Velocity testing — Crosman Premier lites
Before the oil, the rifle averaged 874 f.p.s. with Crosman Premier 7.9-grain domes. The spread for 10 shots was 28 f.p.s. After oiling, Premier lites averaged 852 f.p.s. with a spread of 21 f.p.s. So there was a small drop in velocity and a small decrease in the spread.
Air Arms Falcon pellets
Before oiling, the Falcon dome from Air Arms averaged 932 f.p.s. with a spread of 9 f.p.s. After oiling the average was 928 f.p.s. and the spread was 20 f.p.s. Slight loss of velocity and stability with oiling.
H&N Baracuda Match pellets
Before oiling, H&N Baracuda Match pellets averaged 706 f.p.s. with a spread of 25 f.p.s. After oiling, the average was 708 f.p.s. with a 20 f.p.s. spread. This pellet did a little better after oiling.
Firing behavior after shooting
The rifle still has a small bit of buzz, but it’s only about 10 percent of what it was before oiling. I don’t think it’ll get any better with time. In my opinion, the oiling method does work; and for those who don’t want to disassemble the rifle, this is a good option. The excess oil does run out of the gun, so be sure it doesn’t drip onto furniture or the carpet.
In the future…
Pyramyd Air has granted me permission to open up this rifle for you and look inside. I may do that after the 50-yard test. And I will then look at other things that can be done to tune the rifle even better.
------------------------
◆ REQUESTS:
1. Rewrite the part of the pellet velocity excerpt from "Air Arms Falcon" up to and including "stability with oiling.", putting "Field" wherever "Falcon" appears.
2. According to the pellet velocity excerpt, is each statement true? Answer yes or no for each and quote the words that decide it.
(a) Before oiling, the Air Arms Falcon dome averaged 932 f.p.s.
(b) The spread of H&N Baracuda Match pellets grew after oiling.
(c) The rifle has already been opened up and inspected.
3. Translate this sentence from the pellet velocity excerpt into Spanish: "The excess oil does run out of the gun, so be sure it doesn’t drip onto furniture or the carpet."
The listing after this point plays no part in the work.

◆ DATA SECTION:
------------------------
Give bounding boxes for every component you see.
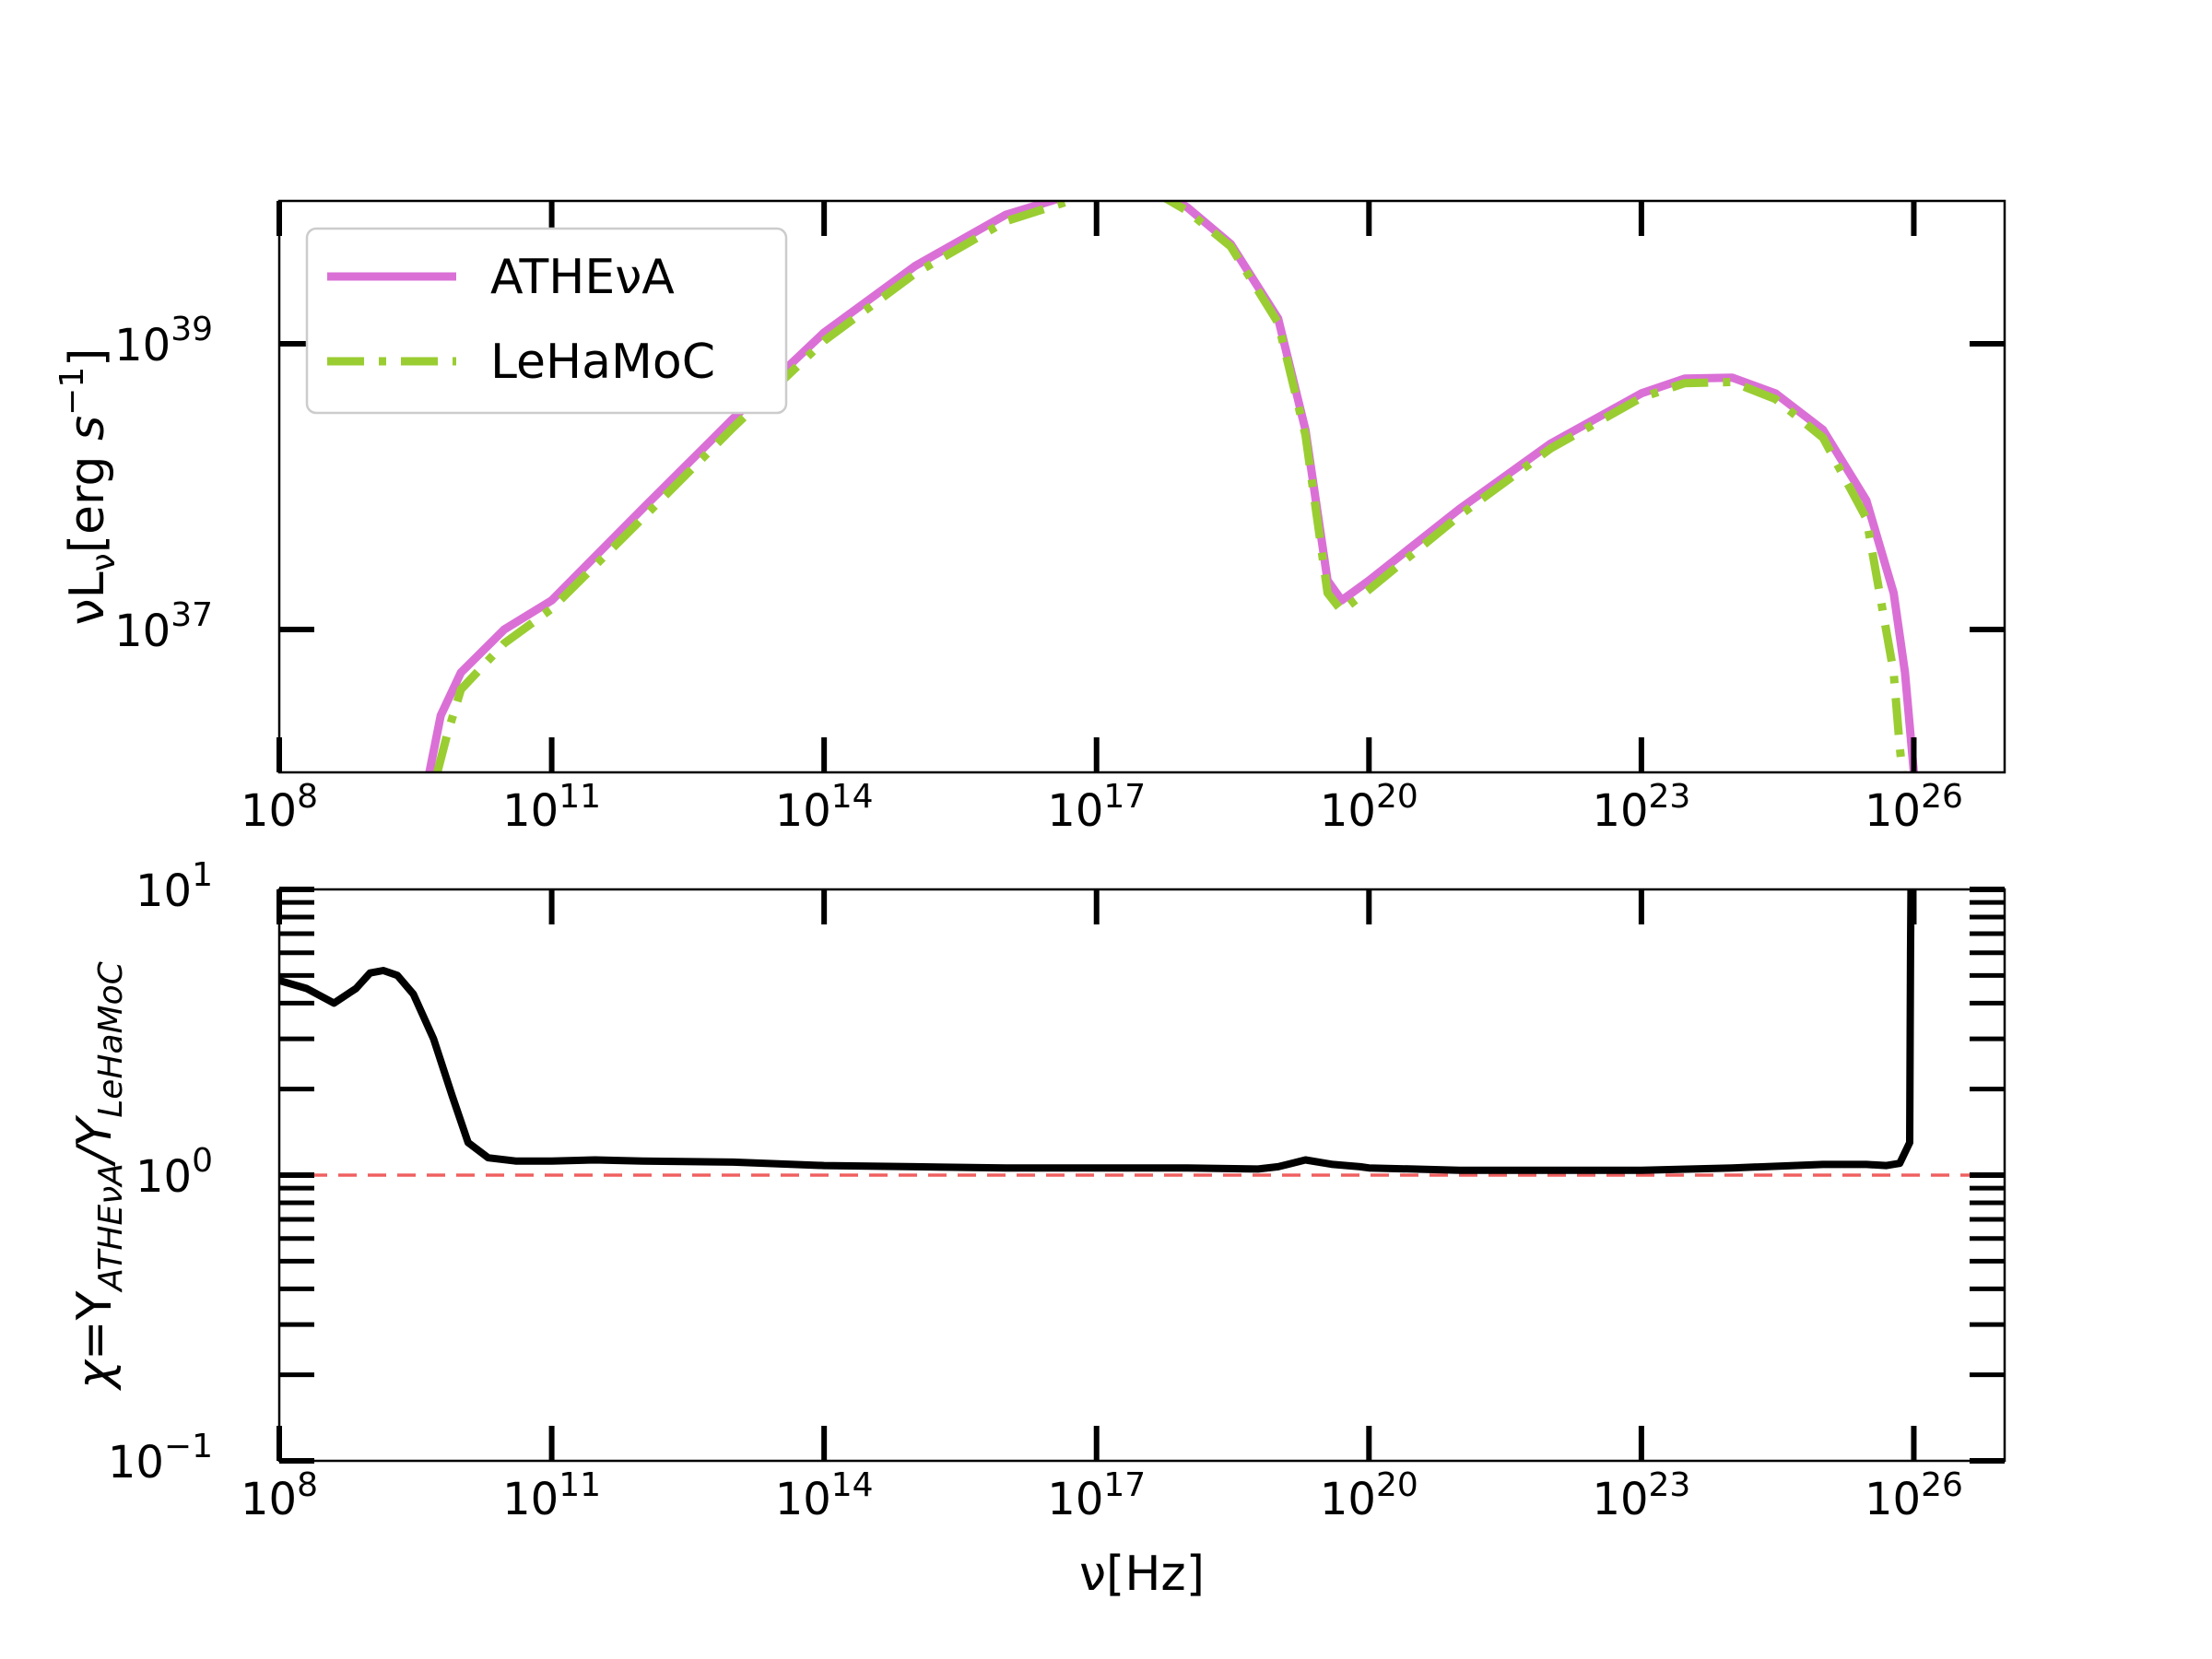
------------------------
◆ ANSWERS PROVIDED:
1.
Air Arms Field pellets
Before oiling, the Field dome from Air Arms averaged 932 f.p.s. with a spread of 9 f.p.s. After oiling the average was 928 f.p.s. and the spread was 20 f.p.s. Slight loss of velocity and stability with oiling.

2.
(a) Yes: "the Falcon dome from Air Arms averaged 932 f.p.s."
(b) No: "averaged 706 f.p.s. with a spread of 25 f.p.s. After oiling, the average was 708 f.p.s. with a 20 f.p.s. spread."
(c) No: "I may do that after the 50-yard test."

3. El exceso de aceite sí sale del arma, así que asegúrese de que no gotee sobre los muebles ni sobre la alfombra.